Stored dataset items
>> Start
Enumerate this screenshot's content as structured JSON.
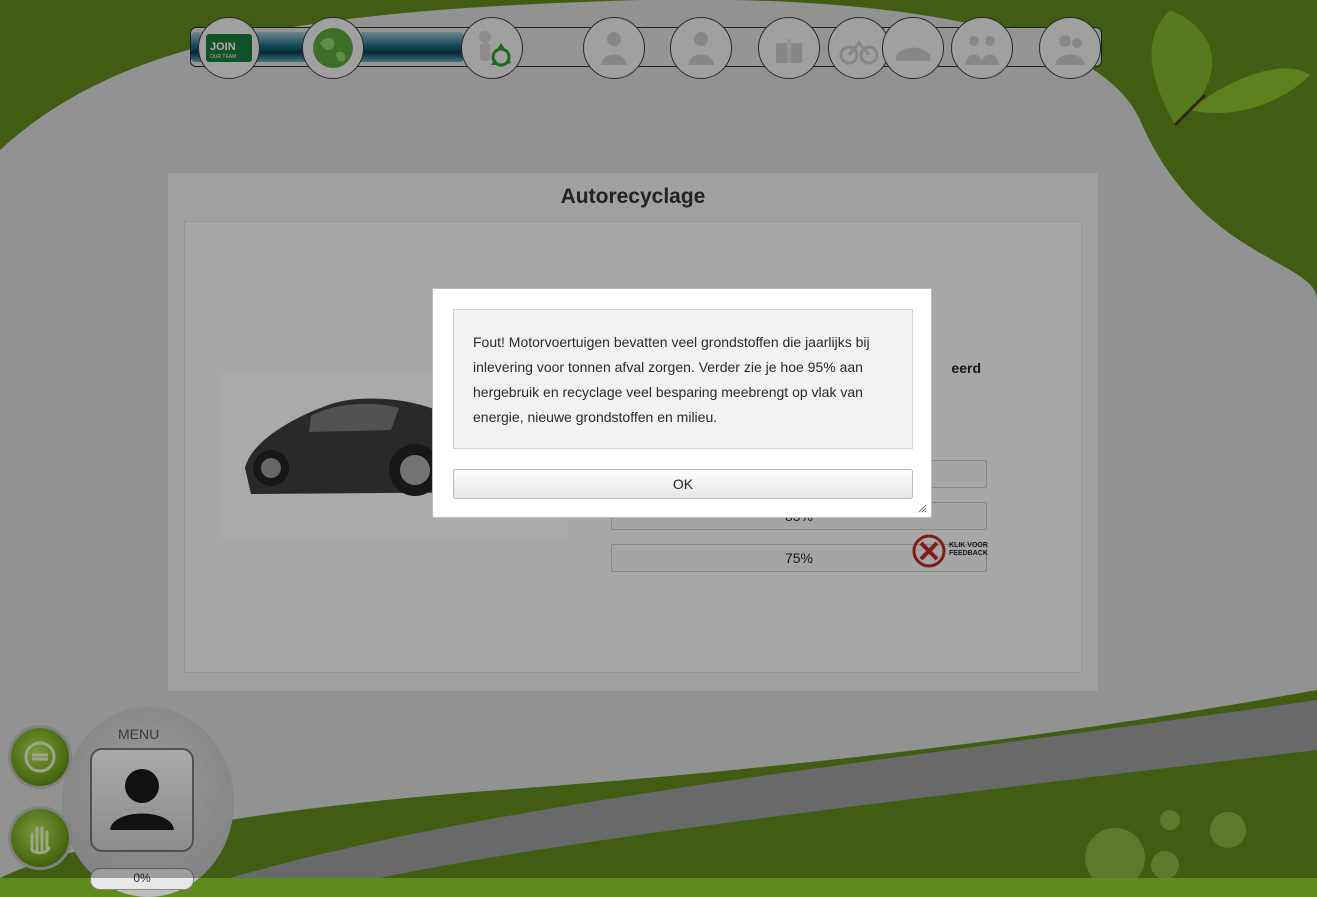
{
  "colors": {
    "grass_green": "#5f8a1c",
    "track_fill_blue": "#1f6f86",
    "card_bg": "#ececec",
    "modal_bg": "#ffffff"
  },
  "progress": {
    "filled_fraction": 0.3
  },
  "milestones": [
    {
      "name": "join-our-team",
      "icon": "join-our-team-icon",
      "label_line1": "JOIN",
      "label_line2": "OUR TEAM",
      "state": "done"
    },
    {
      "name": "world",
      "icon": "globe-icon",
      "state": "done"
    },
    {
      "name": "recycling",
      "icon": "recycle-person-icon",
      "state": "current"
    },
    {
      "name": "step-4",
      "icon": "person-silhouette-icon",
      "state": "locked"
    },
    {
      "name": "step-5",
      "icon": "person-silhouette-icon",
      "state": "locked"
    },
    {
      "name": "step-6",
      "icon": "gift-icon",
      "state": "locked"
    },
    {
      "name": "step-7",
      "icon": "bicycle-icon",
      "state": "locked"
    },
    {
      "name": "step-8",
      "icon": "hands-icon",
      "state": "locked"
    },
    {
      "name": "step-9",
      "icon": "group-icon",
      "state": "locked"
    },
    {
      "name": "step-10",
      "icon": "hug-icon",
      "state": "locked"
    }
  ],
  "card": {
    "title": "Autorecyclage",
    "question_fragment": "eerd",
    "answers": [
      "",
      "85%",
      "75%"
    ],
    "feedback_badge": {
      "icon": "wrong-x-icon",
      "text_line1": "KLIK VOOR",
      "text_line2": "FEEDBACK"
    }
  },
  "menu": {
    "label": "MENU",
    "avatar_icon": "user-silhouette-icon",
    "buttons": [
      {
        "name": "refresh-button",
        "icon": "refresh-icon"
      },
      {
        "name": "help-button",
        "icon": "hand-icon"
      }
    ],
    "progress_text": "0%"
  },
  "modal": {
    "message": "Fout! Motorvoertuigen bevatten veel grondstoffen die jaarlijks bij inlevering voor tonnen afval zorgen. Verder zie je hoe 95% aan hergebruik en recyclage veel besparing meebrengt op vlak van energie, nieuwe grondstoffen en milieu.",
    "ok_label": "OK"
  }
}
>> End
Every entry above needs to be retyped exactly; drop the pictures.

▸ Answer
Enumerate this screenshot's content as structured JSON.
{
  "colors": {
    "grass_green": "#5f8a1c",
    "track_fill_blue": "#1f6f86",
    "card_bg": "#ececec",
    "modal_bg": "#ffffff"
  },
  "progress": {
    "filled_fraction": 0.3
  },
  "milestones": [
    {
      "name": "join-our-team",
      "icon": "join-our-team-icon",
      "label_line1": "JOIN",
      "label_line2": "OUR TEAM",
      "state": "done"
    },
    {
      "name": "world",
      "icon": "globe-icon",
      "state": "done"
    },
    {
      "name": "recycling",
      "icon": "recycle-person-icon",
      "state": "current"
    },
    {
      "name": "step-4",
      "icon": "person-silhouette-icon",
      "state": "locked"
    },
    {
      "name": "step-5",
      "icon": "person-silhouette-icon",
      "state": "locked"
    },
    {
      "name": "step-6",
      "icon": "gift-icon",
      "state": "locked"
    },
    {
      "name": "step-7",
      "icon": "bicycle-icon",
      "state": "locked"
    },
    {
      "name": "step-8",
      "icon": "hands-icon",
      "state": "locked"
    },
    {
      "name": "step-9",
      "icon": "group-icon",
      "state": "locked"
    },
    {
      "name": "step-10",
      "icon": "hug-icon",
      "state": "locked"
    }
  ],
  "card": {
    "title": "Autorecyclage",
    "question_fragment": "eerd",
    "answers": [
      "",
      "85%",
      "75%"
    ],
    "feedback_badge": {
      "icon": "wrong-x-icon",
      "text_line1": "KLIK VOOR",
      "text_line2": "FEEDBACK"
    }
  },
  "menu": {
    "label": "MENU",
    "avatar_icon": "user-silhouette-icon",
    "buttons": [
      {
        "name": "refresh-button",
        "icon": "refresh-icon"
      },
      {
        "name": "help-button",
        "icon": "hand-icon"
      }
    ],
    "progress_text": "0%"
  },
  "modal": {
    "message": "Fout! Motorvoertuigen bevatten veel grondstoffen die jaarlijks bij inlevering voor tonnen afval zorgen. Verder zie je hoe 95% aan hergebruik en recyclage veel besparing meebrengt op vlak van energie, nieuwe grondstoffen en milieu.",
    "ok_label": "OK"
  }
}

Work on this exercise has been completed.